• **WHAT THE TASK ASKS**
Reproduce every one of the records below verbatim, omitting the pictures from your answer.

[Region and label listings]

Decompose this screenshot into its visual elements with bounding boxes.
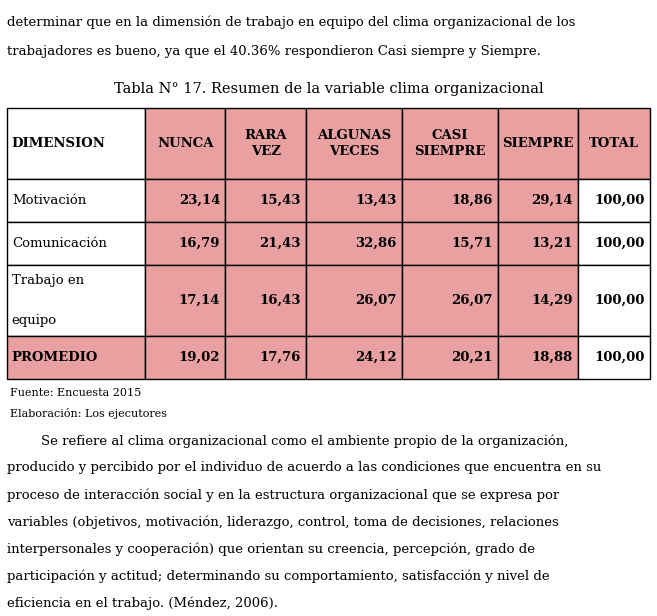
Text: producido y percibido por el individuo de acuerdo a las condiciones que encuentr: producido y percibido por el individuo d… [7,461,601,474]
Bar [225,108,306,179]
Text: DIMENSION: DIMENSION [12,137,106,150]
Bar [578,179,650,222]
Bar [578,108,650,179]
Bar [578,265,650,336]
Bar [306,336,401,379]
Bar [7,179,145,222]
Text: ALGUNAS
VECES: ALGUNAS VECES [317,129,391,158]
Bar [401,179,497,222]
Text: 23,14: 23,14 [179,194,220,207]
Text: PROMEDIO: PROMEDIO [12,351,98,364]
Text: 17,14: 17,14 [179,294,220,307]
Bar [7,336,145,379]
Bar [306,222,401,265]
Bar [145,179,225,222]
Text: 19,02: 19,02 [179,351,220,364]
Text: 24,12: 24,12 [355,351,396,364]
Text: 20,21: 20,21 [451,351,492,364]
Bar [497,265,578,336]
Bar [497,336,578,379]
Text: 26,07: 26,07 [451,294,492,307]
Bar [7,222,145,265]
Text: SIEMPRE: SIEMPRE [502,137,574,150]
Text: interpersonales y cooperación) que orientan su creencia, percepción, grado de: interpersonales y cooperación) que orien… [7,543,535,556]
Bar [497,179,578,222]
Bar [225,179,306,222]
Text: 32,86: 32,86 [355,237,396,250]
Bar [145,336,225,379]
Text: 16,43: 16,43 [259,294,300,307]
Text: participación y actitud; determinando su comportamiento, satisfacción y nivel de: participación y actitud; determinando su… [7,570,549,583]
Bar [225,265,306,336]
Bar [401,222,497,265]
Text: 100,00: 100,00 [595,237,645,250]
Text: 14,29: 14,29 [531,294,573,307]
Bar [7,265,145,336]
Bar [401,265,497,336]
Bar [306,108,401,179]
Text: NUNCA: NUNCA [157,137,214,150]
Text: Motivación: Motivación [12,194,86,207]
Text: 15,71: 15,71 [451,237,492,250]
Text: Comunicación: Comunicación [12,237,106,250]
Text: Trabajo en: Trabajo en [12,274,84,287]
Bar [497,222,578,265]
Bar [401,336,497,379]
Text: TOTAL: TOTAL [589,137,639,150]
Text: variables (objetivos, motivación, liderazgo, control, toma de decisiones, relaci: variables (objetivos, motivación, lidera… [7,516,558,529]
Text: 18,88: 18,88 [532,351,573,364]
Bar [225,222,306,265]
Text: Fuente: Encuesta 2015: Fuente: Encuesta 2015 [10,388,141,398]
Text: proceso de interacción social y en la estructura organizacional que se expresa p: proceso de interacción social y en la es… [7,488,559,502]
Bar [578,336,650,379]
Bar [306,179,401,222]
Bar [401,108,497,179]
Bar [578,222,650,265]
Text: eficiencia en el trabajo. (Méndez, 2006).: eficiencia en el trabajo. (Méndez, 2006)… [7,597,277,610]
Text: 15,43: 15,43 [259,194,300,207]
Text: 13,43: 13,43 [355,194,396,207]
Text: 26,07: 26,07 [355,294,396,307]
Text: 13,21: 13,21 [532,237,573,250]
Text: Se refiere al clima organizacional como el ambiente propio de la organización,: Se refiere al clima organizacional como … [7,434,568,448]
Text: equipo: equipo [12,314,57,326]
Bar [306,265,401,336]
Text: CASI
SIEMPRE: CASI SIEMPRE [414,129,486,158]
Text: determinar que en la dimensión de trabajo en equipo del clima organizacional de : determinar que en la dimensión de trabaj… [7,15,575,29]
Text: 16,79: 16,79 [179,237,220,250]
Text: Tabla N° 17. Resumen de la variable clima organizacional: Tabla N° 17. Resumen de la variable clim… [114,83,543,96]
Bar [497,108,578,179]
Text: 18,86: 18,86 [451,194,492,207]
Text: 100,00: 100,00 [595,351,645,364]
Text: RARA
VEZ: RARA VEZ [244,129,287,158]
Text: 21,43: 21,43 [259,237,300,250]
Bar [7,108,145,179]
Text: 100,00: 100,00 [595,194,645,207]
Text: 29,14: 29,14 [531,194,573,207]
Bar [225,336,306,379]
Text: 100,00: 100,00 [595,294,645,307]
Text: 17,76: 17,76 [259,351,300,364]
Bar [145,265,225,336]
Text: Elaboración: Los ejecutores: Elaboración: Los ejecutores [10,408,167,419]
Text: trabajadores es bueno, ya que el 40.36% respondieron Casi siempre y Siempre.: trabajadores es bueno, ya que el 40.36% … [7,45,541,58]
Bar [145,108,225,179]
Bar [145,222,225,265]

• **THE REPLY**
Decompose this screenshot into its visual elements with bounding boxes.
Text: producido y percibido por el individuo de acuerdo a las condiciones que encuentr: producido y percibido por el individuo d… [7,461,601,474]
Bar [225,108,306,179]
Text: DIMENSION: DIMENSION [12,137,106,150]
Bar [578,179,650,222]
Bar [578,108,650,179]
Bar [578,265,650,336]
Bar [306,336,401,379]
Bar [7,179,145,222]
Text: ALGUNAS
VECES: ALGUNAS VECES [317,129,391,158]
Bar [401,179,497,222]
Text: 23,14: 23,14 [179,194,220,207]
Text: PROMEDIO: PROMEDIO [12,351,98,364]
Text: 17,14: 17,14 [179,294,220,307]
Bar [7,336,145,379]
Bar [306,222,401,265]
Bar [145,179,225,222]
Text: 19,02: 19,02 [179,351,220,364]
Text: 24,12: 24,12 [355,351,396,364]
Text: 20,21: 20,21 [451,351,492,364]
Bar [497,265,578,336]
Bar [497,336,578,379]
Text: 26,07: 26,07 [451,294,492,307]
Bar [7,222,145,265]
Text: SIEMPRE: SIEMPRE [502,137,574,150]
Text: interpersonales y cooperación) que orientan su creencia, percepción, grado de: interpersonales y cooperación) que orien… [7,543,535,556]
Bar [497,179,578,222]
Bar [225,179,306,222]
Text: 32,86: 32,86 [355,237,396,250]
Bar [145,336,225,379]
Text: 16,43: 16,43 [259,294,300,307]
Text: participación y actitud; determinando su comportamiento, satisfacción y nivel de: participación y actitud; determinando su… [7,570,549,583]
Bar [225,265,306,336]
Bar [401,222,497,265]
Text: 100,00: 100,00 [595,237,645,250]
Text: 14,29: 14,29 [531,294,573,307]
Bar [7,265,145,336]
Bar [401,265,497,336]
Bar [306,108,401,179]
Text: NUNCA: NUNCA [157,137,214,150]
Text: Motivación: Motivación [12,194,86,207]
Text: 15,71: 15,71 [451,237,492,250]
Text: Comunicación: Comunicación [12,237,106,250]
Text: Trabajo en: Trabajo en [12,274,84,287]
Bar [497,222,578,265]
Bar [401,336,497,379]
Text: TOTAL: TOTAL [589,137,639,150]
Text: variables (objetivos, motivación, liderazgo, control, toma de decisiones, relaci: variables (objetivos, motivación, lidera… [7,516,558,529]
Text: 18,88: 18,88 [532,351,573,364]
Bar [225,222,306,265]
Text: Fuente: Encuesta 2015: Fuente: Encuesta 2015 [10,388,141,398]
Text: proceso de interacción social y en la estructura organizacional que se expresa p: proceso de interacción social y en la es… [7,488,559,502]
Bar [578,336,650,379]
Bar [306,179,401,222]
Bar [401,108,497,179]
Bar [578,222,650,265]
Text: eficiencia en el trabajo. (Méndez, 2006).: eficiencia en el trabajo. (Méndez, 2006)… [7,597,277,610]
Text: 15,43: 15,43 [259,194,300,207]
Text: 13,43: 13,43 [355,194,396,207]
Text: 26,07: 26,07 [355,294,396,307]
Text: 13,21: 13,21 [532,237,573,250]
Text: Se refiere al clima organizacional como el ambiente propio de la organización,: Se refiere al clima organizacional como … [7,434,568,448]
Text: equipo: equipo [12,314,57,326]
Bar [306,265,401,336]
Text: CASI
SIEMPRE: CASI SIEMPRE [414,129,486,158]
Text: determinar que en la dimensión de trabajo en equipo del clima organizacional de : determinar que en la dimensión de trabaj… [7,15,575,29]
Text: 16,79: 16,79 [179,237,220,250]
Text: Tabla N° 17. Resumen de la variable clima organizacional: Tabla N° 17. Resumen de la variable clim… [114,83,543,96]
Bar [497,108,578,179]
Text: 18,86: 18,86 [451,194,492,207]
Text: 100,00: 100,00 [595,351,645,364]
Text: RARA
VEZ: RARA VEZ [244,129,287,158]
Text: 21,43: 21,43 [259,237,300,250]
Bar [7,108,145,179]
Text: 100,00: 100,00 [595,194,645,207]
Text: 29,14: 29,14 [531,194,573,207]
Bar [225,336,306,379]
Text: 100,00: 100,00 [595,294,645,307]
Text: 17,76: 17,76 [259,351,300,364]
Bar [145,265,225,336]
Text: Elaboración: Los ejecutores: Elaboración: Los ejecutores [10,408,167,419]
Text: trabajadores es bueno, ya que el 40.36% respondieron Casi siempre y Siempre.: trabajadores es bueno, ya que el 40.36% … [7,45,541,58]
Bar [145,108,225,179]
Bar [145,222,225,265]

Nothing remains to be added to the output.